→ **Required task**
Word for word, transcribe the lines below and drop the pictures.
----
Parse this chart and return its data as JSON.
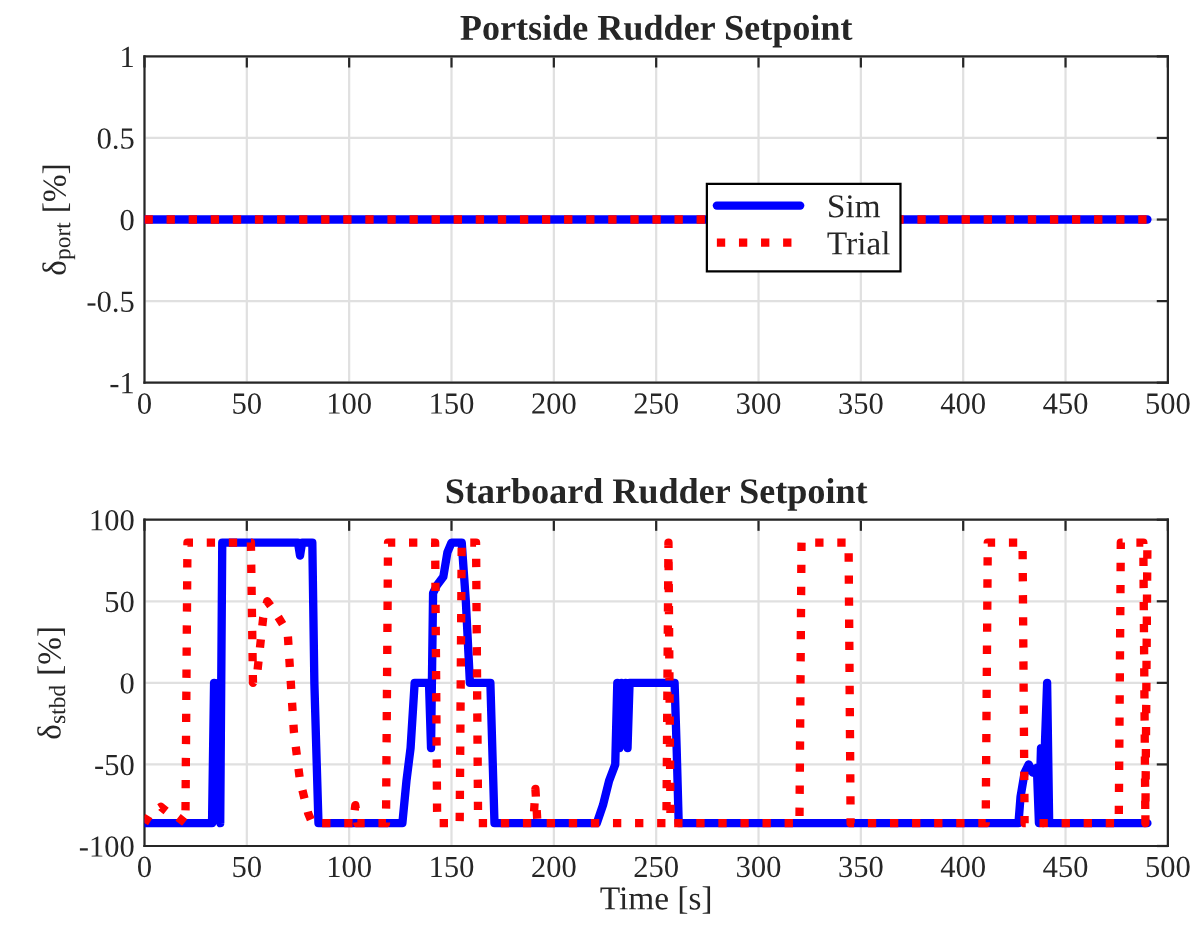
{
  "chart_data": [
    {
      "type": "line",
      "title": "Portside Rudder Setpoint",
      "ylabel": "δ$_{port}$ [%]",
      "xlim": [
        0,
        500
      ],
      "xticks": [
        0,
        50,
        100,
        150,
        200,
        250,
        300,
        350,
        400,
        450,
        500
      ],
      "ylim": [
        -1,
        1
      ],
      "yticks": [
        -1,
        -0.5,
        0,
        0.5,
        1
      ],
      "grid": true,
      "legend": "right",
      "series": [
        {
          "name": "Sim",
          "color": "#0000ff",
          "line_style": "solid",
          "x": [
            0,
            490
          ],
          "values": [
            0,
            0
          ]
        },
        {
          "name": "Trial",
          "color": "#ff0000",
          "line_style": "dotted",
          "x": [
            0,
            490
          ],
          "values": [
            0,
            0
          ]
        }
      ]
    },
    {
      "type": "line",
      "title": "Starboard Rudder Setpoint",
      "xlabel": "Time [s]",
      "ylabel": "δ$_{stbd}$ [%]",
      "xlim": [
        0,
        500
      ],
      "xticks": [
        0,
        50,
        100,
        150,
        200,
        250,
        300,
        350,
        400,
        450,
        500
      ],
      "ylim": [
        -100,
        100
      ],
      "yticks": [
        -100,
        -50,
        0,
        50,
        100
      ],
      "grid": true,
      "series": [
        {
          "color": "#0000ff",
          "line_style": "solid",
          "x": [
            0,
            33,
            34,
            35,
            36,
            37,
            38,
            75,
            76,
            77,
            82,
            83,
            85,
            126,
            128,
            130,
            132,
            139,
            140,
            141,
            143,
            146,
            148,
            150,
            155,
            157,
            159,
            169,
            171,
            221,
            224,
            227,
            230,
            231,
            232,
            233,
            234,
            235,
            236,
            237,
            259,
            260,
            261,
            427,
            428,
            430,
            432,
            434,
            436,
            437,
            438,
            439,
            440,
            441,
            442,
            490
          ],
          "values": [
            -86,
            -86,
            0,
            -40,
            0,
            -86,
            86,
            86,
            78,
            86,
            86,
            0,
            -86,
            -86,
            -60,
            -40,
            0,
            0,
            -40,
            55,
            60,
            65,
            80,
            86,
            86,
            50,
            0,
            0,
            -86,
            -86,
            -75,
            -60,
            -50,
            0,
            -40,
            0,
            -30,
            0,
            -40,
            0,
            0,
            -40,
            -86,
            -86,
            -70,
            -55,
            -50,
            -55,
            -52,
            -86,
            -40,
            -86,
            -35,
            0,
            -86,
            -86
          ]
        },
        {
          "color": "#ff0000",
          "line_style": "dotted",
          "x": [
            0,
            3,
            8,
            12,
            16,
            20,
            21,
            52,
            53,
            55,
            58,
            60,
            63,
            68,
            70,
            73,
            76,
            80,
            82,
            102,
            103,
            104,
            118,
            119,
            142,
            143,
            154,
            155,
            162,
            163,
            190,
            191,
            192,
            255,
            256,
            257,
            320,
            321,
            344,
            345,
            411,
            412,
            429,
            430,
            476,
            477,
            488,
            489,
            490
          ],
          "values": [
            -86,
            -80,
            -76,
            -80,
            -82,
            -86,
            86,
            86,
            0,
            5,
            40,
            50,
            45,
            35,
            30,
            -30,
            -60,
            -80,
            -86,
            -86,
            -75,
            -86,
            -86,
            86,
            86,
            -86,
            -86,
            86,
            86,
            -86,
            -86,
            -65,
            -86,
            -86,
            86,
            -86,
            -86,
            86,
            86,
            -86,
            -86,
            86,
            86,
            -86,
            -86,
            86,
            86,
            -86,
            86
          ]
        }
      ]
    }
  ]
}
----
→ **Worked solution**
Parse this chart and return its data as JSON.
{
  "chart_data": [
    {
      "type": "line",
      "title": "Portside Rudder Setpoint",
      "ylabel": "δ$_{port}$ [%]",
      "xlim": [
        0,
        500
      ],
      "xticks": [
        0,
        50,
        100,
        150,
        200,
        250,
        300,
        350,
        400,
        450,
        500
      ],
      "ylim": [
        -1,
        1
      ],
      "yticks": [
        -1,
        -0.5,
        0,
        0.5,
        1
      ],
      "grid": true,
      "legend": "right",
      "series": [
        {
          "name": "Sim",
          "color": "#0000ff",
          "line_style": "solid",
          "x": [
            0,
            490
          ],
          "values": [
            0,
            0
          ]
        },
        {
          "name": "Trial",
          "color": "#ff0000",
          "line_style": "dotted",
          "x": [
            0,
            490
          ],
          "values": [
            0,
            0
          ]
        }
      ]
    },
    {
      "type": "line",
      "title": "Starboard Rudder Setpoint",
      "xlabel": "Time [s]",
      "ylabel": "δ$_{stbd}$ [%]",
      "xlim": [
        0,
        500
      ],
      "xticks": [
        0,
        50,
        100,
        150,
        200,
        250,
        300,
        350,
        400,
        450,
        500
      ],
      "ylim": [
        -100,
        100
      ],
      "yticks": [
        -100,
        -50,
        0,
        50,
        100
      ],
      "grid": true,
      "series": [
        {
          "color": "#0000ff",
          "line_style": "solid",
          "x": [
            0,
            33,
            34,
            35,
            36,
            37,
            38,
            75,
            76,
            77,
            82,
            83,
            85,
            126,
            128,
            130,
            132,
            139,
            140,
            141,
            143,
            146,
            148,
            150,
            155,
            157,
            159,
            169,
            171,
            221,
            224,
            227,
            230,
            231,
            232,
            233,
            234,
            235,
            236,
            237,
            259,
            260,
            261,
            427,
            428,
            430,
            432,
            434,
            436,
            437,
            438,
            439,
            440,
            441,
            442,
            490
          ],
          "values": [
            -86,
            -86,
            0,
            -40,
            0,
            -86,
            86,
            86,
            78,
            86,
            86,
            0,
            -86,
            -86,
            -60,
            -40,
            0,
            0,
            -40,
            55,
            60,
            65,
            80,
            86,
            86,
            50,
            0,
            0,
            -86,
            -86,
            -75,
            -60,
            -50,
            0,
            -40,
            0,
            -30,
            0,
            -40,
            0,
            0,
            -40,
            -86,
            -86,
            -70,
            -55,
            -50,
            -55,
            -52,
            -86,
            -40,
            -86,
            -35,
            0,
            -86,
            -86
          ]
        },
        {
          "color": "#ff0000",
          "line_style": "dotted",
          "x": [
            0,
            3,
            8,
            12,
            16,
            20,
            21,
            52,
            53,
            55,
            58,
            60,
            63,
            68,
            70,
            73,
            76,
            80,
            82,
            102,
            103,
            104,
            118,
            119,
            142,
            143,
            154,
            155,
            162,
            163,
            190,
            191,
            192,
            255,
            256,
            257,
            320,
            321,
            344,
            345,
            411,
            412,
            429,
            430,
            476,
            477,
            488,
            489,
            490
          ],
          "values": [
            -86,
            -80,
            -76,
            -80,
            -82,
            -86,
            86,
            86,
            0,
            5,
            40,
            50,
            45,
            35,
            30,
            -30,
            -60,
            -80,
            -86,
            -86,
            -75,
            -86,
            -86,
            86,
            86,
            -86,
            -86,
            86,
            86,
            -86,
            -86,
            -65,
            -86,
            -86,
            86,
            -86,
            -86,
            86,
            86,
            -86,
            -86,
            86,
            86,
            -86,
            -86,
            86,
            86,
            -86,
            86
          ]
        }
      ]
    }
  ]
}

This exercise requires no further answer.